::: ENTRIES SUPPLIED

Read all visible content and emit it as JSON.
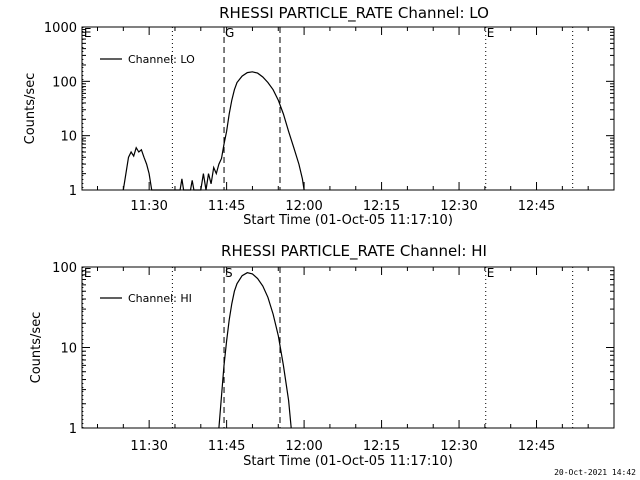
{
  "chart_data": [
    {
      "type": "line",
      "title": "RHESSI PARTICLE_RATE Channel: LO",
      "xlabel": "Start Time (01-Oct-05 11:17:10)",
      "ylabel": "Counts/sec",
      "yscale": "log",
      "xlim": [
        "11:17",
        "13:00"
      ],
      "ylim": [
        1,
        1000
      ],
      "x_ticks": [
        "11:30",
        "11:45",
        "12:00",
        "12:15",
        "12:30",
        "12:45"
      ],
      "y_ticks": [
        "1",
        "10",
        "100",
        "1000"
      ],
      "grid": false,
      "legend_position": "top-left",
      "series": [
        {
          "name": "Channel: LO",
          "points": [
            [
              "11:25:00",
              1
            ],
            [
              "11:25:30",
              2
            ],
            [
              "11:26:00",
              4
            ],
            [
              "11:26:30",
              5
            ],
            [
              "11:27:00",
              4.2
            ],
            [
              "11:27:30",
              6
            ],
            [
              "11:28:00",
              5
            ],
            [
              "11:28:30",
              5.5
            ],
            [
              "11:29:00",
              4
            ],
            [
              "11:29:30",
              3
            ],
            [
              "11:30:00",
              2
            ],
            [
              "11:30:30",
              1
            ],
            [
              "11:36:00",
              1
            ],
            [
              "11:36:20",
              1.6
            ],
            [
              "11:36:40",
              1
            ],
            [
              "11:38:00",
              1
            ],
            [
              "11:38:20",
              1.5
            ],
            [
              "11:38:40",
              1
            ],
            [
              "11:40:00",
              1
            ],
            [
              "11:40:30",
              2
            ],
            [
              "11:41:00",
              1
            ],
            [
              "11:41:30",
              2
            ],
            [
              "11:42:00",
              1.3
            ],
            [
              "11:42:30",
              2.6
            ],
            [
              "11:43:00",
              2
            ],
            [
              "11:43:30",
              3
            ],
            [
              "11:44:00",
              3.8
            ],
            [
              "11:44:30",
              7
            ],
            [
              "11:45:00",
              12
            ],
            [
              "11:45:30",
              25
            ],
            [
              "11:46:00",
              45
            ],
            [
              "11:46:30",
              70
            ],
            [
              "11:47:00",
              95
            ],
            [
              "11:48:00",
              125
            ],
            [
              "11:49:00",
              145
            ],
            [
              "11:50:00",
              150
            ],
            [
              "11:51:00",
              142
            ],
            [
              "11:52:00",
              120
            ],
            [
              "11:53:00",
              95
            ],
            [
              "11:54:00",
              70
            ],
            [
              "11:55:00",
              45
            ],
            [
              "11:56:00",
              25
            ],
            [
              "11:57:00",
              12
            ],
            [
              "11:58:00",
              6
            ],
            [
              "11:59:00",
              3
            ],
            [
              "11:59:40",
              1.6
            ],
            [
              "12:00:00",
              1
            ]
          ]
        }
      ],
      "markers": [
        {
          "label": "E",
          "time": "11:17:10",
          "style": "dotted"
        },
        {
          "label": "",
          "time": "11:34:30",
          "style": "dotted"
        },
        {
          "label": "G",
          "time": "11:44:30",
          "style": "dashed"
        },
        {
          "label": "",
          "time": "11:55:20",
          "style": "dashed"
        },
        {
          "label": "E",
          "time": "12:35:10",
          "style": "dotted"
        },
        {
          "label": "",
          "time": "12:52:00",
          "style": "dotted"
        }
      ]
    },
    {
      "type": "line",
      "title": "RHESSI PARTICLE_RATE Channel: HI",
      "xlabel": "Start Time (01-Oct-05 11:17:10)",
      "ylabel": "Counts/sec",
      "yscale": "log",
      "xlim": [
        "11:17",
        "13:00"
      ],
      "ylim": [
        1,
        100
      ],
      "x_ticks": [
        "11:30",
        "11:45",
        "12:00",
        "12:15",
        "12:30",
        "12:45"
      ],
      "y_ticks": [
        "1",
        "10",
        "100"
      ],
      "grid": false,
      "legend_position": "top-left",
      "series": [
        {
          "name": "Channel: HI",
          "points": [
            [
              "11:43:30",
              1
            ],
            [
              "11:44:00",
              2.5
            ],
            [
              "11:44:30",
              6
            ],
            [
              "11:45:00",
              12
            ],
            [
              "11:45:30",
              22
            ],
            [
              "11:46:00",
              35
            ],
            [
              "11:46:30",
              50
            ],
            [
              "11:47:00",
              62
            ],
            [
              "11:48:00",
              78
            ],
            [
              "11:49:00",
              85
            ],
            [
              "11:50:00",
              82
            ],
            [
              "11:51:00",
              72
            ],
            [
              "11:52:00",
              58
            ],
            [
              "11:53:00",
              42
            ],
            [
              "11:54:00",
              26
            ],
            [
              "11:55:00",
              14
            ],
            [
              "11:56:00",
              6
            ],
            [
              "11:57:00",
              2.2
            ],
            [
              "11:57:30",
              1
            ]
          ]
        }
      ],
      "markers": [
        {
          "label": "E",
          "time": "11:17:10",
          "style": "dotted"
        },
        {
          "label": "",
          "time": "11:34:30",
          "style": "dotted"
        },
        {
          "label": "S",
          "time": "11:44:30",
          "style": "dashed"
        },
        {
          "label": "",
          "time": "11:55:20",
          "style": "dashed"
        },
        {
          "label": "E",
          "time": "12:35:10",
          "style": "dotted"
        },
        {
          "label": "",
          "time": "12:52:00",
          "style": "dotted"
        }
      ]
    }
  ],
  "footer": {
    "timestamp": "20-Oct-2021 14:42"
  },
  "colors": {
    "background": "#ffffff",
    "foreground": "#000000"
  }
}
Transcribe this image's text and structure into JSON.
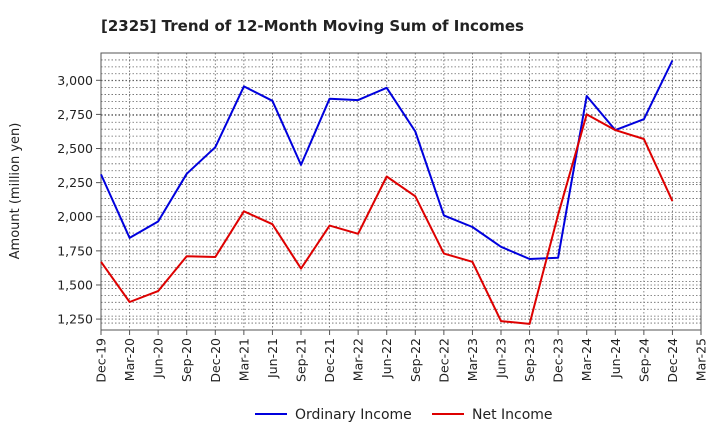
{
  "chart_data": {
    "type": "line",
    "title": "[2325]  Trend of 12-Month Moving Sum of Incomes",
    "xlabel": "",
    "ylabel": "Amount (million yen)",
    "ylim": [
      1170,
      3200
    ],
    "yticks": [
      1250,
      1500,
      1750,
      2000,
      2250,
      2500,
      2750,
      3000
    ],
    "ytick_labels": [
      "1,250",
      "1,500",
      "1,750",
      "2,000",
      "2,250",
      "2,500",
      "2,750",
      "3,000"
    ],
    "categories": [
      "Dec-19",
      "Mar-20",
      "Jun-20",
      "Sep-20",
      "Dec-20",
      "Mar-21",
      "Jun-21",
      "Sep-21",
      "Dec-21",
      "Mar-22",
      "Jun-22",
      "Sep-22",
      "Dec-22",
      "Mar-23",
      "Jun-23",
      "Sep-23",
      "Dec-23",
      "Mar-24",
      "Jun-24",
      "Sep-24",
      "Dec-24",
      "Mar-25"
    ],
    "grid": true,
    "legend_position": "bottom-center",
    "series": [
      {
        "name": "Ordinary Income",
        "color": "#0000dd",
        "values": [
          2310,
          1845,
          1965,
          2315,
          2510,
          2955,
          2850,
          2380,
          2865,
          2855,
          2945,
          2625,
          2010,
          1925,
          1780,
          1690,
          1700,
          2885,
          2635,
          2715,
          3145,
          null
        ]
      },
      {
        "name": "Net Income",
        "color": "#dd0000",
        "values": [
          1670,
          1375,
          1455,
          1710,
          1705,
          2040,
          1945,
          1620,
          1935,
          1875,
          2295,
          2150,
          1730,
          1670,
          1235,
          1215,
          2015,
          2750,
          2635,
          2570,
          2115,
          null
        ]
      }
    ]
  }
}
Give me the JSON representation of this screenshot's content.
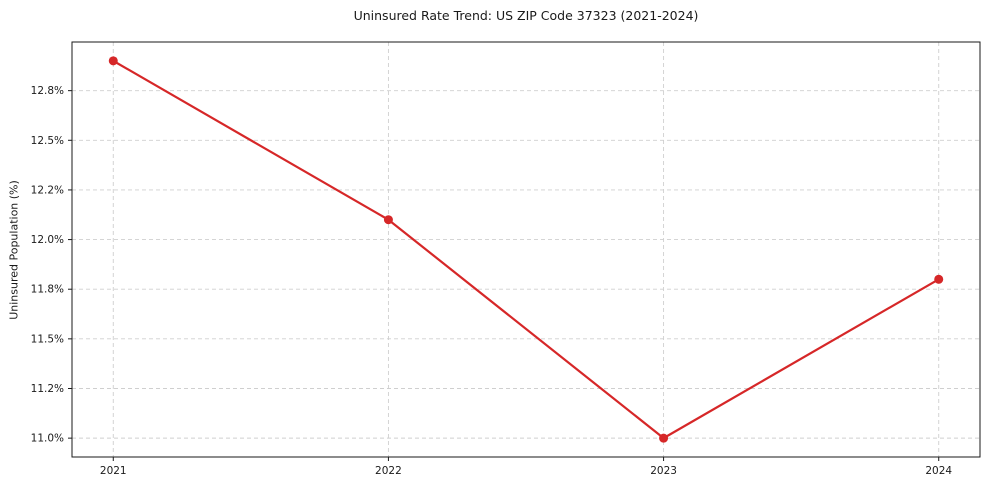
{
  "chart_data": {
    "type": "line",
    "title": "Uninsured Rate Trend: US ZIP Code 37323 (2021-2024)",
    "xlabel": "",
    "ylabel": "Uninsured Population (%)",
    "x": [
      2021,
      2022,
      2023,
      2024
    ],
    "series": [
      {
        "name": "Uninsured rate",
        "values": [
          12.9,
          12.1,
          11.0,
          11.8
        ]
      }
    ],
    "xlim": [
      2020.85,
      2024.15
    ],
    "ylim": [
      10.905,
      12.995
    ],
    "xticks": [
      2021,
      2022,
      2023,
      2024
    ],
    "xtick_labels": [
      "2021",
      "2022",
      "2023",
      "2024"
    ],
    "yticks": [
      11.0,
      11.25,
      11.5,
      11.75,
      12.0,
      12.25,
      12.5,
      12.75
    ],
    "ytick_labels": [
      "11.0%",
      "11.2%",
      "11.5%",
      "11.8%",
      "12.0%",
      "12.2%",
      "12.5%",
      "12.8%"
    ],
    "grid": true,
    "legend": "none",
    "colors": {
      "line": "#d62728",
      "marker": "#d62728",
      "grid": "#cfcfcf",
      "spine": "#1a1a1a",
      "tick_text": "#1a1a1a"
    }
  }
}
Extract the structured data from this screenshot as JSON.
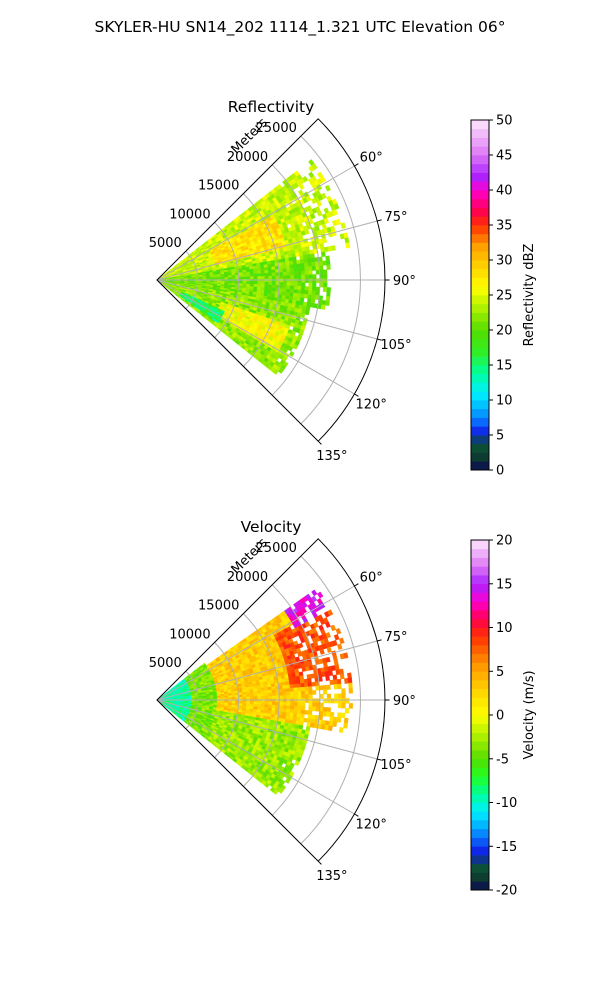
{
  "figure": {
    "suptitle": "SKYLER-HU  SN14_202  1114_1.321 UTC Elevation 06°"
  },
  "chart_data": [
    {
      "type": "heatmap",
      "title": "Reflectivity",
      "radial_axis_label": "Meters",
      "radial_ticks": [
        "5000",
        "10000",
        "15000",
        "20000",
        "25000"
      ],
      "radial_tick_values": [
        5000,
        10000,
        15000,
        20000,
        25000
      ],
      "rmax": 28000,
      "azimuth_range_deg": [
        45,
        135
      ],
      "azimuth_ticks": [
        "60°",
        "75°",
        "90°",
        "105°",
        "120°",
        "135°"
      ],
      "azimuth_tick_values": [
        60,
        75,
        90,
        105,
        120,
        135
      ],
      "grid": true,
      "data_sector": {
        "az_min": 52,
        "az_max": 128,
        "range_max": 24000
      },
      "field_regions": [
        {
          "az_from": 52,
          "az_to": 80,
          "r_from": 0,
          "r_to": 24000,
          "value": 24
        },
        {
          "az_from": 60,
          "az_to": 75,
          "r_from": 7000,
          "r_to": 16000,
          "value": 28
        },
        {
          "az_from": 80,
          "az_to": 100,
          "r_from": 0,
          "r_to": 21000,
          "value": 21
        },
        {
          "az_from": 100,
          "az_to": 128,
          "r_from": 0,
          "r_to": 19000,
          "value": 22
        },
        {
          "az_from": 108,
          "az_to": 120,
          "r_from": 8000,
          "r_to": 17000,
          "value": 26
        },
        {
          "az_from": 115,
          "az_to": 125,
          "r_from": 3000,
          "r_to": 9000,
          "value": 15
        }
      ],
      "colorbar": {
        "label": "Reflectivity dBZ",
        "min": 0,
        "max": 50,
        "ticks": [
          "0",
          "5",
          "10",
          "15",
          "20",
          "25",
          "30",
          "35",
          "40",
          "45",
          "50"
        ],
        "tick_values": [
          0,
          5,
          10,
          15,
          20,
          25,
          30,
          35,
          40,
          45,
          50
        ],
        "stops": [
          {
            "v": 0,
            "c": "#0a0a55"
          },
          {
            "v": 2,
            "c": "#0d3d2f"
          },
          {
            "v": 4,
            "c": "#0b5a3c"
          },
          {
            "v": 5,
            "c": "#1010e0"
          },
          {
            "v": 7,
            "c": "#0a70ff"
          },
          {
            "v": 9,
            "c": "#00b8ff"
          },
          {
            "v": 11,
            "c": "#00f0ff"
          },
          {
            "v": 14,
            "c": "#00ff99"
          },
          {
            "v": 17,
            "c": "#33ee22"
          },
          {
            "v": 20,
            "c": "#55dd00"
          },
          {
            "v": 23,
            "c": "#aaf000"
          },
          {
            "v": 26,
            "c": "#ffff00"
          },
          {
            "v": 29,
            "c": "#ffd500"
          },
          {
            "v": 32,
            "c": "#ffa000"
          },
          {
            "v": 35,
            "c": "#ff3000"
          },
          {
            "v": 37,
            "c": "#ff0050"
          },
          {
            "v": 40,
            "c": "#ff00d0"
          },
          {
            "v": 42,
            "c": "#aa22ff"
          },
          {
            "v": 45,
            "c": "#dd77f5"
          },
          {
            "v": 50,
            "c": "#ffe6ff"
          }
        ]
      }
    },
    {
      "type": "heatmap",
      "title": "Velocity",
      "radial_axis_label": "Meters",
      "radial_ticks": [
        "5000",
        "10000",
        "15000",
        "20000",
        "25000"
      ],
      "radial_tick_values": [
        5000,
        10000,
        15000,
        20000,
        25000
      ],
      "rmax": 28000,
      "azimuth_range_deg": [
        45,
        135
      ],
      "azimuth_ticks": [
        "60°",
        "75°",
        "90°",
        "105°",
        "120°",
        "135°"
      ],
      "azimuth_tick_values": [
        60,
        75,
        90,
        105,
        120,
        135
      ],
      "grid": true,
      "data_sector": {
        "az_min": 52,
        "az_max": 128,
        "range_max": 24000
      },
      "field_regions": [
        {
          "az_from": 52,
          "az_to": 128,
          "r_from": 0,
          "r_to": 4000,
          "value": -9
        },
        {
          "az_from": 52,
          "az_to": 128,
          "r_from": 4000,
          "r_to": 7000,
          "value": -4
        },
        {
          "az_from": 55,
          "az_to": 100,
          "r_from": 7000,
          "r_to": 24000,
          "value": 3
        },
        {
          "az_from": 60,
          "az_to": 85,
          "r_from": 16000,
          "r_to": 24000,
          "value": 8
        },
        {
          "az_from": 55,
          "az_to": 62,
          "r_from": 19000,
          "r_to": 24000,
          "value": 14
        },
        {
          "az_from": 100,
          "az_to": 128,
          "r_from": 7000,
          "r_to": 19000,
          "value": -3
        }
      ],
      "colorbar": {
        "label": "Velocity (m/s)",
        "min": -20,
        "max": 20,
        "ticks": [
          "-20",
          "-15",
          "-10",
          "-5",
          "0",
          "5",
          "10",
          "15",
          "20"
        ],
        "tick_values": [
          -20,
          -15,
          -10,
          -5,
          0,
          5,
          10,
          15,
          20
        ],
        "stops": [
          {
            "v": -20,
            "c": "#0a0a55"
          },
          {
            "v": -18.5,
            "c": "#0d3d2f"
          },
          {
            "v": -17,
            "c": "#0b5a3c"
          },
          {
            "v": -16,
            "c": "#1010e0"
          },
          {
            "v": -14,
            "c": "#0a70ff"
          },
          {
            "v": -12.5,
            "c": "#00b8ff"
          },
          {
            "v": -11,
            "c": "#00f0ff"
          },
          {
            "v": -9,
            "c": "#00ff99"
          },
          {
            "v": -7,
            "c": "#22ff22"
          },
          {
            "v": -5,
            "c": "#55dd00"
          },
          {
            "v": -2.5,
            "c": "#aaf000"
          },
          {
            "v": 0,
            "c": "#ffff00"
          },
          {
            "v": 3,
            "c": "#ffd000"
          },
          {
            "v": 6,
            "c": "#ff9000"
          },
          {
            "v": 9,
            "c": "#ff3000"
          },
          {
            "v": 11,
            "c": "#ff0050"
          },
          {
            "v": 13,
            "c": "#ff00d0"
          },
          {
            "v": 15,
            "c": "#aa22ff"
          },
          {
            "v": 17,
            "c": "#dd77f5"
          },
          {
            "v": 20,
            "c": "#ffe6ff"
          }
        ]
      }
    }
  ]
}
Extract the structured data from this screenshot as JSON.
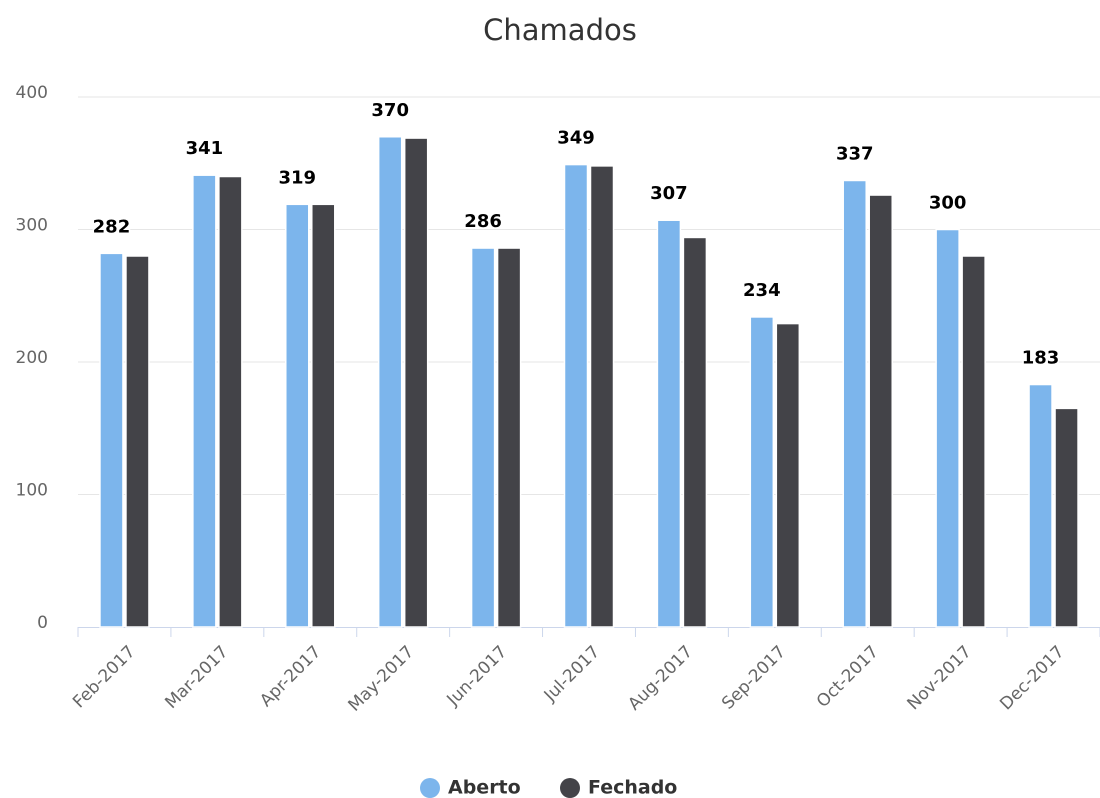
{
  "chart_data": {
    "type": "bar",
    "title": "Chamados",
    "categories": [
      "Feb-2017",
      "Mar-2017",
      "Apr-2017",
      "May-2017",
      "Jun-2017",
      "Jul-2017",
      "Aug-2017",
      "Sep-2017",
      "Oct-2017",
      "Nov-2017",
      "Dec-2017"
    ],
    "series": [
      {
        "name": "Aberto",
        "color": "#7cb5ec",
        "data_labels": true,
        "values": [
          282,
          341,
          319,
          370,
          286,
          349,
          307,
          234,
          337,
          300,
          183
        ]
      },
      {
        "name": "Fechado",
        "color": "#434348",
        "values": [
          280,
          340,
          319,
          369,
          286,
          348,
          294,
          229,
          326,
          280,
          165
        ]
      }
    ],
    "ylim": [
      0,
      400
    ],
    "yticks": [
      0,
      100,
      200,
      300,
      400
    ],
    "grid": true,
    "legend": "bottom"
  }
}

::::::

YOUR INSTRUCTIONS: Count the lines above that contain the word "JSON". Give only the number.

RESPONSE TO THIS TASK: 5